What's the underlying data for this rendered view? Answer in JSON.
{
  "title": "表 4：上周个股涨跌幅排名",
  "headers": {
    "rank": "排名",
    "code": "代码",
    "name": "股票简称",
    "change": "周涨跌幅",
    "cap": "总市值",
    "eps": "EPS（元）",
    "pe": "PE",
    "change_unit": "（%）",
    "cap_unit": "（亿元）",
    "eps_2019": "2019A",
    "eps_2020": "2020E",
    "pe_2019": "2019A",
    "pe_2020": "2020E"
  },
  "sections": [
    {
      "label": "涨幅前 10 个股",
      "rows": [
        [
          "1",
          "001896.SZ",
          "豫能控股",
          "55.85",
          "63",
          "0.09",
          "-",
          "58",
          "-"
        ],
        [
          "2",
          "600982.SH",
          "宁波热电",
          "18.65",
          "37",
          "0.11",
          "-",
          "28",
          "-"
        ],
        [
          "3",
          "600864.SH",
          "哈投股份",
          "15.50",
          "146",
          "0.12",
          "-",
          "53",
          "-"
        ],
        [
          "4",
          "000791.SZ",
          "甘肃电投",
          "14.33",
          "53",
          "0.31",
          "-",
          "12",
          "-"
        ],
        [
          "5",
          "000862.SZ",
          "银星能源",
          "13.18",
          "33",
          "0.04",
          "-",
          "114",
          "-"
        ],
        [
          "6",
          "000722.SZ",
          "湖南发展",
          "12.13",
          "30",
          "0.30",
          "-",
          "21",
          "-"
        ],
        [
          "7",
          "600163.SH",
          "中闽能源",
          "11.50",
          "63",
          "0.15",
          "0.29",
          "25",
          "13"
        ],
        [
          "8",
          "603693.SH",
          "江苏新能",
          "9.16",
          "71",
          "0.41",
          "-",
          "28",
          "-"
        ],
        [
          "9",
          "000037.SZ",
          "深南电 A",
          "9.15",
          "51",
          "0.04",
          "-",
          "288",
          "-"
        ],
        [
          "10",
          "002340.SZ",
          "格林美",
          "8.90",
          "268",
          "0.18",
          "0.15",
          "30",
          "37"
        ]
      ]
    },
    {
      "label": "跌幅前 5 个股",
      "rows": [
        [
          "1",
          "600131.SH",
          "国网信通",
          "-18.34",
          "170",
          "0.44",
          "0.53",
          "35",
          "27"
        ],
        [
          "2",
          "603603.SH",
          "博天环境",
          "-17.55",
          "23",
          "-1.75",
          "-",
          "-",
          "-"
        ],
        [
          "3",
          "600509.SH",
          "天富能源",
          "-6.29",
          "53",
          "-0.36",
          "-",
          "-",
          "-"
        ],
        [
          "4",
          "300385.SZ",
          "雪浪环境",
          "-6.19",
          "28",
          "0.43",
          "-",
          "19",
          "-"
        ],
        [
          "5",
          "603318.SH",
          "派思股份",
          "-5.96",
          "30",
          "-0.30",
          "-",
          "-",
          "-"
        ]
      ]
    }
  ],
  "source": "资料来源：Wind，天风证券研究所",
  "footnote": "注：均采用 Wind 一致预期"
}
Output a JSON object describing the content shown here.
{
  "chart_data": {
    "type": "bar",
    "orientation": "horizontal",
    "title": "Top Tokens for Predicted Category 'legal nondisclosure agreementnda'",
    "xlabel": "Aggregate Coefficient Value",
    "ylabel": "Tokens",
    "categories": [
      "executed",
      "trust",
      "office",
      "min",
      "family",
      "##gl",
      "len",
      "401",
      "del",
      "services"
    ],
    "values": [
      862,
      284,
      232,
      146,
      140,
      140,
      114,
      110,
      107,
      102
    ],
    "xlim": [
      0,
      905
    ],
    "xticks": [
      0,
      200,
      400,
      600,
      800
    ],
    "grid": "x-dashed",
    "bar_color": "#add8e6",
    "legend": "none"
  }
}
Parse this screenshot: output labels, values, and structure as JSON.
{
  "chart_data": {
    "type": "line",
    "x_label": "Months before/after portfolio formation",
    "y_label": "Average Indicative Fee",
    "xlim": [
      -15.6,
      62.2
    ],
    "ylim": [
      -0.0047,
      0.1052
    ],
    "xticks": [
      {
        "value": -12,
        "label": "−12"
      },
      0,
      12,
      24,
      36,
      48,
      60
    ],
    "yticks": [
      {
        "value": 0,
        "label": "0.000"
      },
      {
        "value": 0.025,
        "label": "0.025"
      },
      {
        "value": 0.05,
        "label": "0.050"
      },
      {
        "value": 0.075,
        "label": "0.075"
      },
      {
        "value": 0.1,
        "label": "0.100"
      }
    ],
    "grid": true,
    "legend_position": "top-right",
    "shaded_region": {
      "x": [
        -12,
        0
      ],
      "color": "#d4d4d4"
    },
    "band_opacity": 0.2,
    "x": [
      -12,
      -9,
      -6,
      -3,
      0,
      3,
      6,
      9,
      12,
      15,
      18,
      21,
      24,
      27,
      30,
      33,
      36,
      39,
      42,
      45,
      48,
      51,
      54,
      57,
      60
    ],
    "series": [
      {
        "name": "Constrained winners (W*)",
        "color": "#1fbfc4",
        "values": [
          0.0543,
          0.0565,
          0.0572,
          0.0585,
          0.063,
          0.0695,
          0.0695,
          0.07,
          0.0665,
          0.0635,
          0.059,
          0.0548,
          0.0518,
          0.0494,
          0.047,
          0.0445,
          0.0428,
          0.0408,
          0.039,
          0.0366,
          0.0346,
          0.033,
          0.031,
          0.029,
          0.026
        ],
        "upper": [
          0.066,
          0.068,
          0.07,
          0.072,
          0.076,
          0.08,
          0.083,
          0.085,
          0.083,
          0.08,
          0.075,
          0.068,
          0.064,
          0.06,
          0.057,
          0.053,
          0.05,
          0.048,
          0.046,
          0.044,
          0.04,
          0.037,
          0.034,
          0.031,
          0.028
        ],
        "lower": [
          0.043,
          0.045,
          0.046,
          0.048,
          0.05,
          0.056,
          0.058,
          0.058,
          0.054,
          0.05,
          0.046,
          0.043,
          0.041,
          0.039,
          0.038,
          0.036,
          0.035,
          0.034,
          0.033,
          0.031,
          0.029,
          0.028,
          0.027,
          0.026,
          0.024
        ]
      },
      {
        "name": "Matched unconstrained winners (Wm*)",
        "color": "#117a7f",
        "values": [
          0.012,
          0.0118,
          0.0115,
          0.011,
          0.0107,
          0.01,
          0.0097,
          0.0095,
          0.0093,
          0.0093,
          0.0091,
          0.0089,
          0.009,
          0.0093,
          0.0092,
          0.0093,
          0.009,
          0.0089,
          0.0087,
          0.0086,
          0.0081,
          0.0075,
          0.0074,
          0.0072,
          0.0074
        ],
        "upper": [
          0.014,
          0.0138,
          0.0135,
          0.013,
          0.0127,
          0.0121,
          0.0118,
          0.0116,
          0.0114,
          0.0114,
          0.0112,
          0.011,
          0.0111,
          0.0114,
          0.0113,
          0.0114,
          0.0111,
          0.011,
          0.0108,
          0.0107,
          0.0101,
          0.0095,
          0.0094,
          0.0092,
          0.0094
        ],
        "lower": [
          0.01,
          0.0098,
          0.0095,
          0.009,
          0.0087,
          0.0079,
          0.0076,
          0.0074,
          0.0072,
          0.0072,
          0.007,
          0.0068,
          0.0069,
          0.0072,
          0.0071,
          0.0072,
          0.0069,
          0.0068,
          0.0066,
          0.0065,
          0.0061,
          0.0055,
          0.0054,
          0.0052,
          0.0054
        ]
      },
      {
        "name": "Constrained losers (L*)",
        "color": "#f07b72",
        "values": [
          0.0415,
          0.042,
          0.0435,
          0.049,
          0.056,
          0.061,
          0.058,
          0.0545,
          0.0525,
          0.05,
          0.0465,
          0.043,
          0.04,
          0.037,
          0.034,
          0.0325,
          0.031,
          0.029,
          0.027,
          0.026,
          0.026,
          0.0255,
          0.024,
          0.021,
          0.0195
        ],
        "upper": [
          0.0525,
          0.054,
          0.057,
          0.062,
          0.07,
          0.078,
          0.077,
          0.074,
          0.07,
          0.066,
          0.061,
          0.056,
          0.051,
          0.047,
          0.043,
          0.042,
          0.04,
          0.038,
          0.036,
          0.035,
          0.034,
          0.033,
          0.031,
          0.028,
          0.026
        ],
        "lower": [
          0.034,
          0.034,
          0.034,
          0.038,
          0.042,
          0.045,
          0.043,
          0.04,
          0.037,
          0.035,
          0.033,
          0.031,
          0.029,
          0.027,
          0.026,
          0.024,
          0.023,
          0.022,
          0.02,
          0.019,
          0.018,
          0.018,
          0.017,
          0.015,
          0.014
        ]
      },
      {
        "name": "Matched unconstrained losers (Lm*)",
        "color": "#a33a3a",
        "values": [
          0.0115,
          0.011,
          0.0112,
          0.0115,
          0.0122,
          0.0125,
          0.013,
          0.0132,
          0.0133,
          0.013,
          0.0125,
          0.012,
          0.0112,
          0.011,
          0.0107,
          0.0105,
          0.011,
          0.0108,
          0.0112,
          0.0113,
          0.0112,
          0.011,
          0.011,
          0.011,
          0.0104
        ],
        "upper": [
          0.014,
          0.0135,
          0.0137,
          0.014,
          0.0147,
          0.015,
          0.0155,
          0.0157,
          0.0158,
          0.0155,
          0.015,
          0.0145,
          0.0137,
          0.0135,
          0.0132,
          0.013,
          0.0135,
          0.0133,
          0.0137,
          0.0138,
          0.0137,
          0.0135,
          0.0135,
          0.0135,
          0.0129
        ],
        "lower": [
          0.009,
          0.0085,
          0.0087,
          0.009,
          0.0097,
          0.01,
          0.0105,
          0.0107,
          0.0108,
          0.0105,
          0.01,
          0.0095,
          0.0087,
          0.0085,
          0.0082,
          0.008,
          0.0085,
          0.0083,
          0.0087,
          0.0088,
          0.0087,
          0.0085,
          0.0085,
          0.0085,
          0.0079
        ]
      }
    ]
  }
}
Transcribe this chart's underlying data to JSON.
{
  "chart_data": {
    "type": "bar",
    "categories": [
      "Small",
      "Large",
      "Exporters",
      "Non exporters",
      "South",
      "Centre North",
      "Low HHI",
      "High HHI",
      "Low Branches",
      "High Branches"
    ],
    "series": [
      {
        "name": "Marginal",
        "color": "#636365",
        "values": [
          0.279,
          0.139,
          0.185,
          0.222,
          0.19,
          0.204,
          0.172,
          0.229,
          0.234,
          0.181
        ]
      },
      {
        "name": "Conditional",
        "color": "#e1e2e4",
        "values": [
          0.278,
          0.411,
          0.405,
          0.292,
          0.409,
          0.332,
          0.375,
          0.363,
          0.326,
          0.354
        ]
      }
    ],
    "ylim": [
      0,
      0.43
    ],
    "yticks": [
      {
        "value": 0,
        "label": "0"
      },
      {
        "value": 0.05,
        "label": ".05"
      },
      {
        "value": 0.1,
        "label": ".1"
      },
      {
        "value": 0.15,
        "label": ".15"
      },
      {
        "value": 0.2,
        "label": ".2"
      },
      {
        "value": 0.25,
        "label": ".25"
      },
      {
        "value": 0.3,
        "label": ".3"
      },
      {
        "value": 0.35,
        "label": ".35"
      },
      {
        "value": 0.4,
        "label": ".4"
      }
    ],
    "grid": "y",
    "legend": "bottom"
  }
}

---*---

What the exercise asks. Find every line holding the word "JSON"; give their count and nothing else.

Completed exercise. 4